Entries taken from a collection
◆ ◆ ◆ ◆ ◆
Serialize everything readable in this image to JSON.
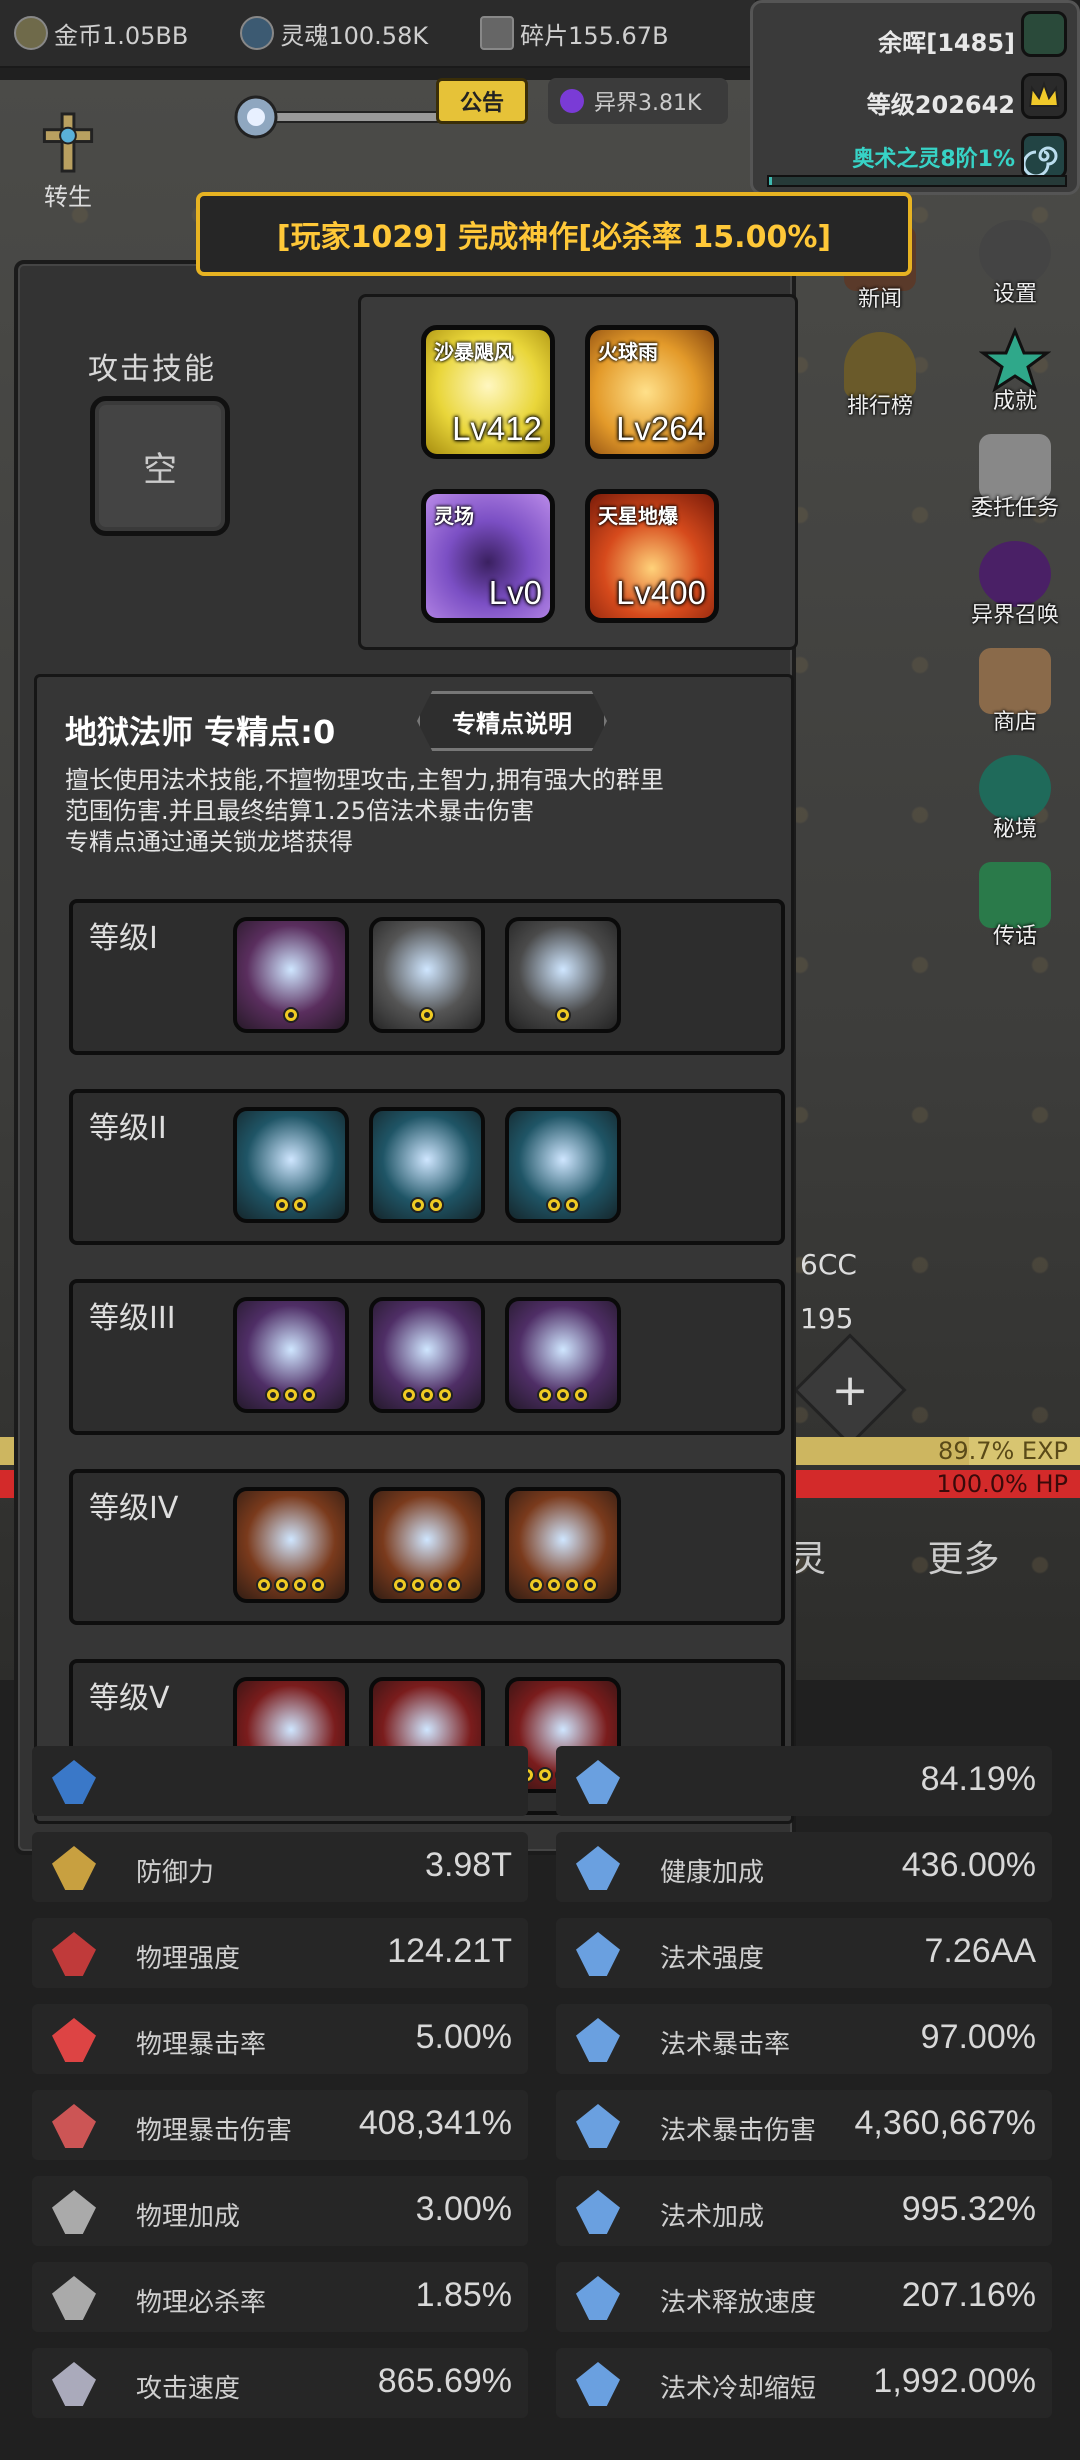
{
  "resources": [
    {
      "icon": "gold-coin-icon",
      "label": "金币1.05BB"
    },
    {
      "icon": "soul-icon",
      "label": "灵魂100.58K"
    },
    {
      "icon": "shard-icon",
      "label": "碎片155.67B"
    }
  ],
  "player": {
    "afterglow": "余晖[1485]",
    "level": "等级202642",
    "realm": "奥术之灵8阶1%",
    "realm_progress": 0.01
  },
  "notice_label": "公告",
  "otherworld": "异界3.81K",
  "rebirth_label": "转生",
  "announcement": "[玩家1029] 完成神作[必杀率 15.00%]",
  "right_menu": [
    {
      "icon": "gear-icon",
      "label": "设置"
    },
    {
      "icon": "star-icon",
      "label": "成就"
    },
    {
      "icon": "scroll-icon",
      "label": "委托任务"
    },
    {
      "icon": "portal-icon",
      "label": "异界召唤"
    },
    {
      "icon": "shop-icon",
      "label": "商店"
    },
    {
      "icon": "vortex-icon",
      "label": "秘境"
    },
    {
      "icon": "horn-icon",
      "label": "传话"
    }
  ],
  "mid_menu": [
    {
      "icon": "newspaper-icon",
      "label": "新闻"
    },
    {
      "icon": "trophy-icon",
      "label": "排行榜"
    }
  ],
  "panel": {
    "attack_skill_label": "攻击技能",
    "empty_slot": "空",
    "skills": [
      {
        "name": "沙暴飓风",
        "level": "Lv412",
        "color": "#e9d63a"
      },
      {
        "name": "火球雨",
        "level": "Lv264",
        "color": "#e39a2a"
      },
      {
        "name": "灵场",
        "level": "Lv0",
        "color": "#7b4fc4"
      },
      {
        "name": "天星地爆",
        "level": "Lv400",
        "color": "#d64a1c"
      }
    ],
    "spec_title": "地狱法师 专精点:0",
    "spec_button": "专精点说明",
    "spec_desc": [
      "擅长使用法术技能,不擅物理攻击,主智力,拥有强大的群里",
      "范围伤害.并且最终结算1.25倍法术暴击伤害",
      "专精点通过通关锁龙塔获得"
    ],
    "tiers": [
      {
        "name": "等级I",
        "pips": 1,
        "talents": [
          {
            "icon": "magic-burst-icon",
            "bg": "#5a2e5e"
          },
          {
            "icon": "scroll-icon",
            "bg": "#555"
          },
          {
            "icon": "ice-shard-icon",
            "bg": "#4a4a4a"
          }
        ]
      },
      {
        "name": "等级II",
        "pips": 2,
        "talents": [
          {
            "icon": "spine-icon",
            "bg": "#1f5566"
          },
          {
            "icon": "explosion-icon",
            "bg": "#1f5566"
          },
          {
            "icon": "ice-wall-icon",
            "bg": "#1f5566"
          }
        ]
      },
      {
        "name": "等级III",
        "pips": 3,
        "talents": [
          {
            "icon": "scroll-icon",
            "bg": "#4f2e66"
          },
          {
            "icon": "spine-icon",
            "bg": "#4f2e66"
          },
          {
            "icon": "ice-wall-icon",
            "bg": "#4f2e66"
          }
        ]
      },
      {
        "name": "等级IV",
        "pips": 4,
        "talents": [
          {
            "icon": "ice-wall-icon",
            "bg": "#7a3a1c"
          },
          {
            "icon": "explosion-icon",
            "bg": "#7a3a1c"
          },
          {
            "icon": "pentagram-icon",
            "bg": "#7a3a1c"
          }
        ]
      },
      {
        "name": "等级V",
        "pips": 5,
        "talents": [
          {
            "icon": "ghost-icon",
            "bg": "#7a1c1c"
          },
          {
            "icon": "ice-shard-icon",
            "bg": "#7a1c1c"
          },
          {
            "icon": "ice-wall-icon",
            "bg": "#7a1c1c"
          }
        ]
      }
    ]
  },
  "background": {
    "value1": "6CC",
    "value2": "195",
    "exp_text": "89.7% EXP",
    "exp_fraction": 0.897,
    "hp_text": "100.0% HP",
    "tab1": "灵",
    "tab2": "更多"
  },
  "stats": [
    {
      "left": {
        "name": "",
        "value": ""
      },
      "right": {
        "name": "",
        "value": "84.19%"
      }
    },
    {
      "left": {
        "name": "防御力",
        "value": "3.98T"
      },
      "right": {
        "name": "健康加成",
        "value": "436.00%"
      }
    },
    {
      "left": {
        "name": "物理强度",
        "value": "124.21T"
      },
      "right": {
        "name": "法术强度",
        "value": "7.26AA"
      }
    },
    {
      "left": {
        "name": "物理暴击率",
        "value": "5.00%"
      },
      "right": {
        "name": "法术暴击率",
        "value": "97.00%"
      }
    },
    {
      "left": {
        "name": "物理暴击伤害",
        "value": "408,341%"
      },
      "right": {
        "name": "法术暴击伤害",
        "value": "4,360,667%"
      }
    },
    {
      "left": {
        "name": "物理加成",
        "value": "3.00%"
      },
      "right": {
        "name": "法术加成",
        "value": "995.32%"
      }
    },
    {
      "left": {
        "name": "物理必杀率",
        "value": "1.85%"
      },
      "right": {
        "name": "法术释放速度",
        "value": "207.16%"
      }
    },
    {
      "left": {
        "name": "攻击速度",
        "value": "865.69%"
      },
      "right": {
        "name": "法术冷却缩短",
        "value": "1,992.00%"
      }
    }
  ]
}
◆ ◆ ◆ ◆ ◆
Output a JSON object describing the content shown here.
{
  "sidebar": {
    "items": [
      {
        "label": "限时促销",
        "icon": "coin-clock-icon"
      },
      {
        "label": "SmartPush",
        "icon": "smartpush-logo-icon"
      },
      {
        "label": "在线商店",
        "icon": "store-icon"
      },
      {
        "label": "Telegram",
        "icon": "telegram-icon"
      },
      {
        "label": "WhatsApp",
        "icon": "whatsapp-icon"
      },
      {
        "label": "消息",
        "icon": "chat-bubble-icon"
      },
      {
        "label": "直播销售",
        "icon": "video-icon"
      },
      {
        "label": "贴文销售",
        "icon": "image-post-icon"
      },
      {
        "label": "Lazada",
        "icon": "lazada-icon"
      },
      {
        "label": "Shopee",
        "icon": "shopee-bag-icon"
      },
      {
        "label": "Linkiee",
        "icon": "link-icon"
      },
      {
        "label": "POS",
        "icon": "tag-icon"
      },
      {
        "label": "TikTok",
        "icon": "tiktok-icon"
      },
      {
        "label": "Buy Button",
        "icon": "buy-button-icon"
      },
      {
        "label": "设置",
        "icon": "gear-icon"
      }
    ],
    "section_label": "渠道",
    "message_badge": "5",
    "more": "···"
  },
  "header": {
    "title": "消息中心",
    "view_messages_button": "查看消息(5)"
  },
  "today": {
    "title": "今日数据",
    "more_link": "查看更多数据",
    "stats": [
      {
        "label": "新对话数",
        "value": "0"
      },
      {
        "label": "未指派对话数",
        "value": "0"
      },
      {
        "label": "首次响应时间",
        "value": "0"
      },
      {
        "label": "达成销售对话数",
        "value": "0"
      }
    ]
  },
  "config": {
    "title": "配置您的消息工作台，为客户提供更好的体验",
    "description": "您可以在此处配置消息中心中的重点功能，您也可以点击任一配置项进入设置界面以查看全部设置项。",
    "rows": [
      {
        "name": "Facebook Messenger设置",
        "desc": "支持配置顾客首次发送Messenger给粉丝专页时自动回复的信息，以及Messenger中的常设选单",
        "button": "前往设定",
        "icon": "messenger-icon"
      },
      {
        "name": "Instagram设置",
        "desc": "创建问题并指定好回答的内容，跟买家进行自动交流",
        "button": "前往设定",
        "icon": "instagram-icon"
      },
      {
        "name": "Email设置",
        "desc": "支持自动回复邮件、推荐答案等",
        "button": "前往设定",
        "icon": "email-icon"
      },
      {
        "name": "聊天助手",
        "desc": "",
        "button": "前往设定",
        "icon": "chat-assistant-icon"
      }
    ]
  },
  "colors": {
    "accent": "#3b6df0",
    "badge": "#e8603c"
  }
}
◆ ◆ ◆ ◆ ◆
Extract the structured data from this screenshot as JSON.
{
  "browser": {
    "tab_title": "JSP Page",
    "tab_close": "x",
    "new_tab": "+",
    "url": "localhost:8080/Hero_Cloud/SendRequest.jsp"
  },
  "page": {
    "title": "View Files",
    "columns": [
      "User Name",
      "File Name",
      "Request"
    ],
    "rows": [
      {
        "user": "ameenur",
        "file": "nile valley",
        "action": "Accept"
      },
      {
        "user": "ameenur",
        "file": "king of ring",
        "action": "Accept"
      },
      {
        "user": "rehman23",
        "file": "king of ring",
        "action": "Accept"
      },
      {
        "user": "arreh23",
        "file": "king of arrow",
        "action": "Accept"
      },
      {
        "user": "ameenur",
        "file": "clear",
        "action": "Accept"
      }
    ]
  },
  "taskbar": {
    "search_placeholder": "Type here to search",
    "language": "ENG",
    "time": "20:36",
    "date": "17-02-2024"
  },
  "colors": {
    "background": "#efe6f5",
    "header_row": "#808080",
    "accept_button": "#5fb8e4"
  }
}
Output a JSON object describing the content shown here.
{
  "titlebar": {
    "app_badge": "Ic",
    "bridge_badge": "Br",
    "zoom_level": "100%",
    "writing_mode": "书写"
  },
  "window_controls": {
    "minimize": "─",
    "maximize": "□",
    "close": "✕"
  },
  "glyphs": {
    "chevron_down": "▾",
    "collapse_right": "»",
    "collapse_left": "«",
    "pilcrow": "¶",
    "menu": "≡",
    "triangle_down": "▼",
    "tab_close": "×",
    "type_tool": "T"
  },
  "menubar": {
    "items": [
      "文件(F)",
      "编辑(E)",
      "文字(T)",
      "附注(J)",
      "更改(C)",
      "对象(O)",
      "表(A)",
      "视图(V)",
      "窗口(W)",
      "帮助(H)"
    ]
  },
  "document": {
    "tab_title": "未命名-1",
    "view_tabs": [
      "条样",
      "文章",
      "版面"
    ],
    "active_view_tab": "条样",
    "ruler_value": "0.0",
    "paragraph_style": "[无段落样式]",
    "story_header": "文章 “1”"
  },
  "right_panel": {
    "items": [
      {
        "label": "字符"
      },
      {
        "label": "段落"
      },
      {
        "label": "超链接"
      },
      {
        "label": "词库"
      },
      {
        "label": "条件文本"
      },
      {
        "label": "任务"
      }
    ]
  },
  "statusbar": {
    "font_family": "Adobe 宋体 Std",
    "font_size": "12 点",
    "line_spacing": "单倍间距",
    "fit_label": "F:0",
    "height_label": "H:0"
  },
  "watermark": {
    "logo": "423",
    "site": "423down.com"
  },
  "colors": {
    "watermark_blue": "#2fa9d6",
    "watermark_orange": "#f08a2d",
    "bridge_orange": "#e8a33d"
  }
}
◆ ◆ ◆ ◆ ◆
What this task involves:
Report all lines of the material that contain the word "image".

Task output:
Serialize everything readable in this image to JSON.
        "icon": "image-post-icon"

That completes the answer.